▸ **Requirements**
Retype the records that come next, word for word.

++++++++++++++++++++

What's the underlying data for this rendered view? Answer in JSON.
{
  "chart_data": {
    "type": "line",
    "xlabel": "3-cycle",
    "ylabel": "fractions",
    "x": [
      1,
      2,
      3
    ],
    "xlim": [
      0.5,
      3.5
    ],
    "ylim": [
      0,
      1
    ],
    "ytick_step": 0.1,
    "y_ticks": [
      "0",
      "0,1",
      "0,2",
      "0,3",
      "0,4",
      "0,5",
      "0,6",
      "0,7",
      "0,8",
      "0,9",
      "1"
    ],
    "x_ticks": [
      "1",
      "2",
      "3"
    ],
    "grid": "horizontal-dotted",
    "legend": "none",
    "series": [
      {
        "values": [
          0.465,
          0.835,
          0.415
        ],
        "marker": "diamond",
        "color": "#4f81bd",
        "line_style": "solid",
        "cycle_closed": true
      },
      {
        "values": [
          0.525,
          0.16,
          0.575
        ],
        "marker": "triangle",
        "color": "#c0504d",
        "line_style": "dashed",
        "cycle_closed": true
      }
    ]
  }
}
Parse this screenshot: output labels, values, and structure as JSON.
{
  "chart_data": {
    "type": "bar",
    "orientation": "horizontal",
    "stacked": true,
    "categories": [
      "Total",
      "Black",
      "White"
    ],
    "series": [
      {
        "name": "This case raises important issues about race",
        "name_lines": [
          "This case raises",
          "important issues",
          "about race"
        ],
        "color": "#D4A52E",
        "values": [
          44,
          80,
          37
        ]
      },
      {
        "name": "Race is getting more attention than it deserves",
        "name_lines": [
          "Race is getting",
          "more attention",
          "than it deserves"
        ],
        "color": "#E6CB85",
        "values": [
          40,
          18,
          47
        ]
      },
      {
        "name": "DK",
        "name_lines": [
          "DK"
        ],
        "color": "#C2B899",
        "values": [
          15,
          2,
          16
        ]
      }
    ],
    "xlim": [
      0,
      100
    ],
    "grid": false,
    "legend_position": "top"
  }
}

++++++++++++++++++++

▸ **Result of the exercise**
What's the underlying data for this rendered view? Answer in JSON.
{
  "chart_data": {
    "type": "line",
    "xlabel": "3-cycle",
    "ylabel": "fractions",
    "x": [
      1,
      2,
      3
    ],
    "xlim": [
      0.5,
      3.5
    ],
    "ylim": [
      0,
      1
    ],
    "ytick_step": 0.1,
    "y_ticks": [
      "0",
      "0,1",
      "0,2",
      "0,3",
      "0,4",
      "0,5",
      "0,6",
      "0,7",
      "0,8",
      "0,9",
      "1"
    ],
    "x_ticks": [
      "1",
      "2",
      "3"
    ],
    "grid": "horizontal-dotted",
    "legend": "none",
    "series": [
      {
        "values": [
          0.465,
          0.835,
          0.415
        ],
        "marker": "diamond",
        "color": "#4f81bd",
        "line_style": "solid",
        "cycle_closed": true
      },
      {
        "values": [
          0.525,
          0.16,
          0.575
        ],
        "marker": "triangle",
        "color": "#c0504d",
        "line_style": "dashed",
        "cycle_closed": true
      }
    ]
  }
}
Parse this screenshot: output labels, values, and structure as JSON.
{
  "chart_data": {
    "type": "bar",
    "orientation": "horizontal",
    "stacked": true,
    "categories": [
      "Total",
      "Black",
      "White"
    ],
    "series": [
      {
        "name": "This case raises important issues about race",
        "name_lines": [
          "This case raises",
          "important issues",
          "about race"
        ],
        "color": "#D4A52E",
        "values": [
          44,
          80,
          37
        ]
      },
      {
        "name": "Race is getting more attention than it deserves",
        "name_lines": [
          "Race is getting",
          "more attention",
          "than it deserves"
        ],
        "color": "#E6CB85",
        "values": [
          40,
          18,
          47
        ]
      },
      {
        "name": "DK",
        "name_lines": [
          "DK"
        ],
        "color": "#C2B899",
        "values": [
          15,
          2,
          16
        ]
      }
    ],
    "xlim": [
      0,
      100
    ],
    "grid": false,
    "legend_position": "top"
  }
}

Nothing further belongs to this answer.